Copy each line holding the string "data".

[Extracted records]

++++++

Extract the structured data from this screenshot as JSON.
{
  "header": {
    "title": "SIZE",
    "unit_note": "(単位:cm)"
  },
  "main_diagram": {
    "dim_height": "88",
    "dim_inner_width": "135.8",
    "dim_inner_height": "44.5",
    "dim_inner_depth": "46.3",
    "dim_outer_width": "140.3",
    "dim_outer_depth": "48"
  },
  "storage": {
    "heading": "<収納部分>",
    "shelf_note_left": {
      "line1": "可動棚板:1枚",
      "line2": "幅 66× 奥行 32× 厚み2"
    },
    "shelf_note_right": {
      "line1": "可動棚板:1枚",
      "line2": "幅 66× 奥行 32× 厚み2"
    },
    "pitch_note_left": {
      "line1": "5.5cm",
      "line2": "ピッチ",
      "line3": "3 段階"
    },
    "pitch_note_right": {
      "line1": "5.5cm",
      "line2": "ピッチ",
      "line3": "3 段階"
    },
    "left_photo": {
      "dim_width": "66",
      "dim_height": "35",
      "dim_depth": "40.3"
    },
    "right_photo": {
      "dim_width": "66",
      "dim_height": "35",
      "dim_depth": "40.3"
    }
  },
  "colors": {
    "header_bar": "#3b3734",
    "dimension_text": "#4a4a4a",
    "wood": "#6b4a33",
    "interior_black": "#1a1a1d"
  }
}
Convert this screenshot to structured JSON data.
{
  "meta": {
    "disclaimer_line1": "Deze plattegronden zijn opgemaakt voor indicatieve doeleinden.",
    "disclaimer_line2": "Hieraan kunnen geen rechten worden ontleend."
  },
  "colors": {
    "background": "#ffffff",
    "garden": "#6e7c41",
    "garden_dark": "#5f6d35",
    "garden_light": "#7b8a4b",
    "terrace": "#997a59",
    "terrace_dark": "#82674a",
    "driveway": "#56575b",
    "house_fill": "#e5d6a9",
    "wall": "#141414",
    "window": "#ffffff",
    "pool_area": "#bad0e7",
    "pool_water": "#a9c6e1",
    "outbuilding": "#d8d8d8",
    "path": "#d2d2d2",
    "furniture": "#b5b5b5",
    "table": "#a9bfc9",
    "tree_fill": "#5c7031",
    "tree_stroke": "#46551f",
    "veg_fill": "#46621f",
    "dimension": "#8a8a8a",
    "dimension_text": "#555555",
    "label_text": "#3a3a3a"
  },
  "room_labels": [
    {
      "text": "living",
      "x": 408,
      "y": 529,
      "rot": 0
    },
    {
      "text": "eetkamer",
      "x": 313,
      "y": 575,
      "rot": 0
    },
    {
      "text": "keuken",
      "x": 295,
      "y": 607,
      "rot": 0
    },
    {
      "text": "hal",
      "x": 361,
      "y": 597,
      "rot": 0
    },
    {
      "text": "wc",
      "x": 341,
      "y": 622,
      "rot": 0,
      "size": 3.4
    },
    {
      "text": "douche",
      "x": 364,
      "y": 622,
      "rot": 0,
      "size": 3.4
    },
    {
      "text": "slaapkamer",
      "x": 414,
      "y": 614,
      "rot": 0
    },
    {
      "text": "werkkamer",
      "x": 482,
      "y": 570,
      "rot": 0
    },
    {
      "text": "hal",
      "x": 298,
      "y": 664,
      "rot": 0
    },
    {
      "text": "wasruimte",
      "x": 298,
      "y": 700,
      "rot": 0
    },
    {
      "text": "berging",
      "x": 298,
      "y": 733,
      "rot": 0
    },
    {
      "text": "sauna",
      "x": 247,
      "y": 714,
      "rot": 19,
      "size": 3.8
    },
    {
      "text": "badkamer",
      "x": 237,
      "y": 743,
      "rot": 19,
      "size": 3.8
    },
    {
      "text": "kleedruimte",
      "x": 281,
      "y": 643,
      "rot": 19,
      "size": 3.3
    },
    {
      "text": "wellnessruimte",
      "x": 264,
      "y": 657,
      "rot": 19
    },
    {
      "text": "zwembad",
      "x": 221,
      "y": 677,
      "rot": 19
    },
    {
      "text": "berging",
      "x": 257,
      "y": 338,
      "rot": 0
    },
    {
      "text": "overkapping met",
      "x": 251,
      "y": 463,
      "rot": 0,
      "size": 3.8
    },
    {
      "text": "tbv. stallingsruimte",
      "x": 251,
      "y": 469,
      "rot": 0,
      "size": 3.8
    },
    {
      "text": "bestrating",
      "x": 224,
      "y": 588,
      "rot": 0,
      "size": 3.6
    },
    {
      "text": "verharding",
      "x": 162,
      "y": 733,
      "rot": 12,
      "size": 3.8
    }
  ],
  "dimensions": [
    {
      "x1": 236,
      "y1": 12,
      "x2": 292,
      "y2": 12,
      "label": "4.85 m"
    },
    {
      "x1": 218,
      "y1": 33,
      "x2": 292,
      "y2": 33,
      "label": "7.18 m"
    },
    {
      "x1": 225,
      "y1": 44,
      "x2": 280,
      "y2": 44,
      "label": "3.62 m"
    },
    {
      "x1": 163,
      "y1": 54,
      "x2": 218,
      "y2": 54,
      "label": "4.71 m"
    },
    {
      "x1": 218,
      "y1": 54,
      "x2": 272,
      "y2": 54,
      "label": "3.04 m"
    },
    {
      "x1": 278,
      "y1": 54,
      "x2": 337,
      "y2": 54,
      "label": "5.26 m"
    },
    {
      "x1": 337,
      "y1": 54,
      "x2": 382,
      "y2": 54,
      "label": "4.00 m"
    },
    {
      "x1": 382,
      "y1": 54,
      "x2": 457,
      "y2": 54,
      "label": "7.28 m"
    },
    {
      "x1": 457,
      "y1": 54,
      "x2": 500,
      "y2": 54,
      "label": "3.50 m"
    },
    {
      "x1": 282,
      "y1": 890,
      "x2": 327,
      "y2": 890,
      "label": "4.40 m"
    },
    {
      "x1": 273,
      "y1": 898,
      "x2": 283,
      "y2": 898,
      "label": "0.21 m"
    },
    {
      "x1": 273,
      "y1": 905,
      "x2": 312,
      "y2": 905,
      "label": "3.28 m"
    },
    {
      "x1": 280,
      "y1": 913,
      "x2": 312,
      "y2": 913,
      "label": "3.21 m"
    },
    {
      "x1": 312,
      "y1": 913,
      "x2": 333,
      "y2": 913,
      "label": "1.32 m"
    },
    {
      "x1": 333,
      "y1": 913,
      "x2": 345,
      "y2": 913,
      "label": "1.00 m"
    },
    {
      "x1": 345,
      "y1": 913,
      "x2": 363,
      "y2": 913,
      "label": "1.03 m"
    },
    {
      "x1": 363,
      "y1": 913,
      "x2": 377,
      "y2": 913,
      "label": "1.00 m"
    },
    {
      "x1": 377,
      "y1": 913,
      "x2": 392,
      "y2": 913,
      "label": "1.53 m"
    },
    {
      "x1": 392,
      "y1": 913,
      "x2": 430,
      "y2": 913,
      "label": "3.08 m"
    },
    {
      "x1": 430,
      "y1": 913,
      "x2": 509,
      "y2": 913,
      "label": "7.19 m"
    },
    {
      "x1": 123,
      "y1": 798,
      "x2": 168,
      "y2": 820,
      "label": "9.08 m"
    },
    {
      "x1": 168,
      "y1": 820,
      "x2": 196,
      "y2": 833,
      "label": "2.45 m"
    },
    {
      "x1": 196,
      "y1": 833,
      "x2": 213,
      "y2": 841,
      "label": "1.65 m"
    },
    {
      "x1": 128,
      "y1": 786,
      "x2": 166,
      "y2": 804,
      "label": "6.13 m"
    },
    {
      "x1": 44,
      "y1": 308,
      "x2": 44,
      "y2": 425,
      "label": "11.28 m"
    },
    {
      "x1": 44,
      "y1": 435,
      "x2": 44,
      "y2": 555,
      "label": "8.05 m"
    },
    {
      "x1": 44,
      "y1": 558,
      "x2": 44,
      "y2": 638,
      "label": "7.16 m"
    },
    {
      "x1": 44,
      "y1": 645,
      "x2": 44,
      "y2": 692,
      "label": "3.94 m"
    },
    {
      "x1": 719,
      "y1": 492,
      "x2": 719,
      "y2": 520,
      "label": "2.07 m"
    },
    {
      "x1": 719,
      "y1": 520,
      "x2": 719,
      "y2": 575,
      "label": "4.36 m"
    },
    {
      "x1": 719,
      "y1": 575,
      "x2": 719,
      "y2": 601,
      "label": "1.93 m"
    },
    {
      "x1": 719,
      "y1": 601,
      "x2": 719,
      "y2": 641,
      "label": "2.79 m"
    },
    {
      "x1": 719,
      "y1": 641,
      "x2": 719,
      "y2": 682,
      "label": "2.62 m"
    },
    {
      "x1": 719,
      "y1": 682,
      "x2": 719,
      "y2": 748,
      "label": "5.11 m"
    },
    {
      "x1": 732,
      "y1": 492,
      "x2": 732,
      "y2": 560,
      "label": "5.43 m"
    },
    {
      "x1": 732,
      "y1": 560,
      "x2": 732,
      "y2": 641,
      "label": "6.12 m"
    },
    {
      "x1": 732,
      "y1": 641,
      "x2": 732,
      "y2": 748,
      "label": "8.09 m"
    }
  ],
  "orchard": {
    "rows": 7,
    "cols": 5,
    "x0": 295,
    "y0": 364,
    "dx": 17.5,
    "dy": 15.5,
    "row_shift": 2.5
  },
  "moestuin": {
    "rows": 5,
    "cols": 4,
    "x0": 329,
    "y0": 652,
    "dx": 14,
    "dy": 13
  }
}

++++++

[EXERCISE OUTPUT]:
Extract the structured data from this screenshot as JSON.
Convert this screenshot to structured JSON data.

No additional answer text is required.